• **SOURCE DATA**:
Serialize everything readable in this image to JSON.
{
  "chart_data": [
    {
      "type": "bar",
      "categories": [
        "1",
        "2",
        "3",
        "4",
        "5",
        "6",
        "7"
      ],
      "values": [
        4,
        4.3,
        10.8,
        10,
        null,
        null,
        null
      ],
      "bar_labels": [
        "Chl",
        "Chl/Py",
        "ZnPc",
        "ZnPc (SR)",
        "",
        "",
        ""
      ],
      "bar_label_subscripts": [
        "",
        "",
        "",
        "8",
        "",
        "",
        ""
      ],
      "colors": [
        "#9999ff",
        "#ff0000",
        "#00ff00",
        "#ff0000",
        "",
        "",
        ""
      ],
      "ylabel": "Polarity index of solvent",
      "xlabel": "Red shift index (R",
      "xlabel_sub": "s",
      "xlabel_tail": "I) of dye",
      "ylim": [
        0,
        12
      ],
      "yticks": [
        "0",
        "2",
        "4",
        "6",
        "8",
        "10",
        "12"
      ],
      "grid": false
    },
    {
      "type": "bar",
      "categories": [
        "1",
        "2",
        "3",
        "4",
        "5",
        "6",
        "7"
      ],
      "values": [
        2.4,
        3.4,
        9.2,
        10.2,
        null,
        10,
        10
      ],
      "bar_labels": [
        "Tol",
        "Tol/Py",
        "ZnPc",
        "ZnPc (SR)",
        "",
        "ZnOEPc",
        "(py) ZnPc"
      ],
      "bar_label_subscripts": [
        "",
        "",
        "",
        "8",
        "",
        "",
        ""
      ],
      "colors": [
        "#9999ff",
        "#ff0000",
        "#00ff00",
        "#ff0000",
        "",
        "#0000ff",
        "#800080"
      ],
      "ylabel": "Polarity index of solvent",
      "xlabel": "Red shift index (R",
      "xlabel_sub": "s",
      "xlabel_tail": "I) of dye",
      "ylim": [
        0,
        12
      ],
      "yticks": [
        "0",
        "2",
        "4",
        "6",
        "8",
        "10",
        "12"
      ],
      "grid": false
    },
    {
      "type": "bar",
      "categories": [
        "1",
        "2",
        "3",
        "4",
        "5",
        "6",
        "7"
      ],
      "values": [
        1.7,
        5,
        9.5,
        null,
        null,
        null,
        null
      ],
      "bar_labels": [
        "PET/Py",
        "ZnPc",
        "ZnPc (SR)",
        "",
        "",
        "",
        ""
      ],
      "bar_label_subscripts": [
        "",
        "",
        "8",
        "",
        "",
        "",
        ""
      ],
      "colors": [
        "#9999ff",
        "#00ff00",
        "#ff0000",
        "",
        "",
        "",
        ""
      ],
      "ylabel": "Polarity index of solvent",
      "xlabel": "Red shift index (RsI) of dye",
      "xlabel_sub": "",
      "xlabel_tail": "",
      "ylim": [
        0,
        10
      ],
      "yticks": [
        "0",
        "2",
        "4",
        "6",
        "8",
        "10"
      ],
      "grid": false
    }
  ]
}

• **STATED EXERCISE**: Print the complete listing again, exactly as it stands.

• **SOLVED PROBLEM**:
Serialize everything readable in this image to JSON.
{
  "chart_data": [
    {
      "type": "bar",
      "categories": [
        "1",
        "2",
        "3",
        "4",
        "5",
        "6",
        "7"
      ],
      "values": [
        4,
        4.3,
        10.8,
        10,
        null,
        null,
        null
      ],
      "bar_labels": [
        "Chl",
        "Chl/Py",
        "ZnPc",
        "ZnPc (SR)",
        "",
        "",
        ""
      ],
      "bar_label_subscripts": [
        "",
        "",
        "",
        "8",
        "",
        "",
        ""
      ],
      "colors": [
        "#9999ff",
        "#ff0000",
        "#00ff00",
        "#ff0000",
        "",
        "",
        ""
      ],
      "ylabel": "Polarity index of solvent",
      "xlabel": "Red shift index (R",
      "xlabel_sub": "s",
      "xlabel_tail": "I) of dye",
      "ylim": [
        0,
        12
      ],
      "yticks": [
        "0",
        "2",
        "4",
        "6",
        "8",
        "10",
        "12"
      ],
      "grid": false
    },
    {
      "type": "bar",
      "categories": [
        "1",
        "2",
        "3",
        "4",
        "5",
        "6",
        "7"
      ],
      "values": [
        2.4,
        3.4,
        9.2,
        10.2,
        null,
        10,
        10
      ],
      "bar_labels": [
        "Tol",
        "Tol/Py",
        "ZnPc",
        "ZnPc (SR)",
        "",
        "ZnOEPc",
        "(py) ZnPc"
      ],
      "bar_label_subscripts": [
        "",
        "",
        "",
        "8",
        "",
        "",
        ""
      ],
      "colors": [
        "#9999ff",
        "#ff0000",
        "#00ff00",
        "#ff0000",
        "",
        "#0000ff",
        "#800080"
      ],
      "ylabel": "Polarity index of solvent",
      "xlabel": "Red shift index (R",
      "xlabel_sub": "s",
      "xlabel_tail": "I) of dye",
      "ylim": [
        0,
        12
      ],
      "yticks": [
        "0",
        "2",
        "4",
        "6",
        "8",
        "10",
        "12"
      ],
      "grid": false
    },
    {
      "type": "bar",
      "categories": [
        "1",
        "2",
        "3",
        "4",
        "5",
        "6",
        "7"
      ],
      "values": [
        1.7,
        5,
        9.5,
        null,
        null,
        null,
        null
      ],
      "bar_labels": [
        "PET/Py",
        "ZnPc",
        "ZnPc (SR)",
        "",
        "",
        "",
        ""
      ],
      "bar_label_subscripts": [
        "",
        "",
        "8",
        "",
        "",
        "",
        ""
      ],
      "colors": [
        "#9999ff",
        "#00ff00",
        "#ff0000",
        "",
        "",
        "",
        ""
      ],
      "ylabel": "Polarity index of solvent",
      "xlabel": "Red shift index (RsI) of dye",
      "xlabel_sub": "",
      "xlabel_tail": "",
      "ylim": [
        0,
        10
      ],
      "yticks": [
        "0",
        "2",
        "4",
        "6",
        "8",
        "10"
      ],
      "grid": false
    }
  ]
}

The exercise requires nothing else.